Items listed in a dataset
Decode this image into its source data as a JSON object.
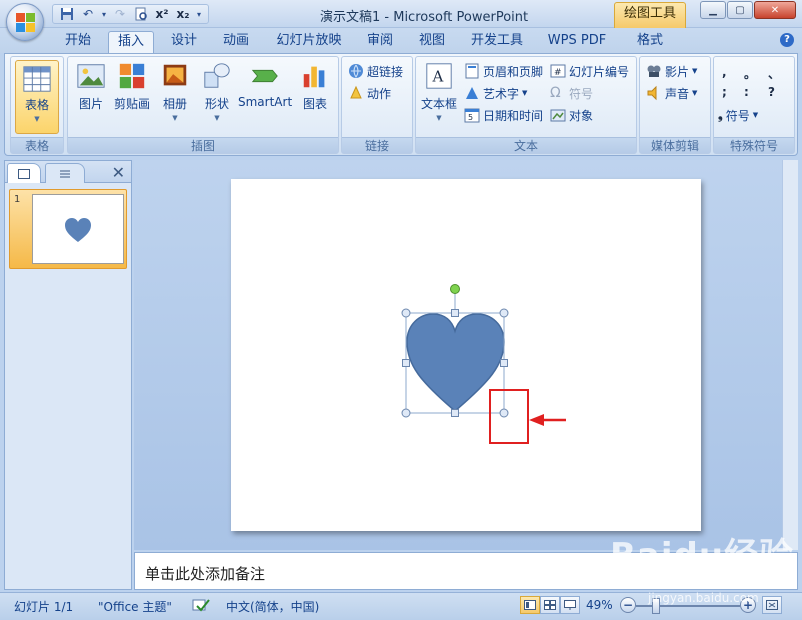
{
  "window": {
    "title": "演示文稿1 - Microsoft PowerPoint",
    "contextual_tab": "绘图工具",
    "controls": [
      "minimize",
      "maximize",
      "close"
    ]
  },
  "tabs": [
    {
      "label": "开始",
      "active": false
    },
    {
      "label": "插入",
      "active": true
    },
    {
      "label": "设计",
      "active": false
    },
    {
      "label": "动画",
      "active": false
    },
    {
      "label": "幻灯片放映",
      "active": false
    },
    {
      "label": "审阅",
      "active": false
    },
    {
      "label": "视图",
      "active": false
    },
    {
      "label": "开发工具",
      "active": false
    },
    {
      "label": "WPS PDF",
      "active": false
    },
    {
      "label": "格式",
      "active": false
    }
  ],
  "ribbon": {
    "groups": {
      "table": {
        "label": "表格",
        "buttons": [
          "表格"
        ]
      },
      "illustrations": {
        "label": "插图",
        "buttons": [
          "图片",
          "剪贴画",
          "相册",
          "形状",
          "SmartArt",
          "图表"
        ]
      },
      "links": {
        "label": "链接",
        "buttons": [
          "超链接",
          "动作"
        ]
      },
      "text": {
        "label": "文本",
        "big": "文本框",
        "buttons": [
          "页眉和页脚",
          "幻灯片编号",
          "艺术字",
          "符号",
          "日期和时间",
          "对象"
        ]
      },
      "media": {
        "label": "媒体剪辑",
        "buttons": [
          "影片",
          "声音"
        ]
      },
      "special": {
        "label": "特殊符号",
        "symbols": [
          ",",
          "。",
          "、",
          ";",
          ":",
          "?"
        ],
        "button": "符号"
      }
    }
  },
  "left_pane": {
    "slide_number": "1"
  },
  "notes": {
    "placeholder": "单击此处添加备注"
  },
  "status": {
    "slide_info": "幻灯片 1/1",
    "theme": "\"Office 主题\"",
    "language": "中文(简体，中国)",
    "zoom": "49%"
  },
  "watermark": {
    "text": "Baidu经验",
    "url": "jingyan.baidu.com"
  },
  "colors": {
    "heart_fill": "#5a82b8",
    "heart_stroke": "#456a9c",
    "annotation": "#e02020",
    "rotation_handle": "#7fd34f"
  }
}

**Exercise instructions:** Images should not appear in the copy; retype the listing above exactly.

**Answer to this task:**
Decode this image into its source data as a JSON object.
{
  "window": {
    "title": "演示文稿1 - Microsoft PowerPoint",
    "contextual_tab": "绘图工具",
    "controls": [
      "minimize",
      "maximize",
      "close"
    ]
  },
  "tabs": [
    {
      "label": "开始",
      "active": false
    },
    {
      "label": "插入",
      "active": true
    },
    {
      "label": "设计",
      "active": false
    },
    {
      "label": "动画",
      "active": false
    },
    {
      "label": "幻灯片放映",
      "active": false
    },
    {
      "label": "审阅",
      "active": false
    },
    {
      "label": "视图",
      "active": false
    },
    {
      "label": "开发工具",
      "active": false
    },
    {
      "label": "WPS PDF",
      "active": false
    },
    {
      "label": "格式",
      "active": false
    }
  ],
  "ribbon": {
    "groups": {
      "table": {
        "label": "表格",
        "buttons": [
          "表格"
        ]
      },
      "illustrations": {
        "label": "插图",
        "buttons": [
          "图片",
          "剪贴画",
          "相册",
          "形状",
          "SmartArt",
          "图表"
        ]
      },
      "links": {
        "label": "链接",
        "buttons": [
          "超链接",
          "动作"
        ]
      },
      "text": {
        "label": "文本",
        "big": "文本框",
        "buttons": [
          "页眉和页脚",
          "幻灯片编号",
          "艺术字",
          "符号",
          "日期和时间",
          "对象"
        ]
      },
      "media": {
        "label": "媒体剪辑",
        "buttons": [
          "影片",
          "声音"
        ]
      },
      "special": {
        "label": "特殊符号",
        "symbols": [
          ",",
          "。",
          "、",
          ";",
          ":",
          "?"
        ],
        "button": "符号"
      }
    }
  },
  "left_pane": {
    "slide_number": "1"
  },
  "notes": {
    "placeholder": "单击此处添加备注"
  },
  "status": {
    "slide_info": "幻灯片 1/1",
    "theme": "\"Office 主题\"",
    "language": "中文(简体，中国)",
    "zoom": "49%"
  },
  "watermark": {
    "text": "Baidu经验",
    "url": "jingyan.baidu.com"
  },
  "colors": {
    "heart_fill": "#5a82b8",
    "heart_stroke": "#456a9c",
    "annotation": "#e02020",
    "rotation_handle": "#7fd34f"
  }
}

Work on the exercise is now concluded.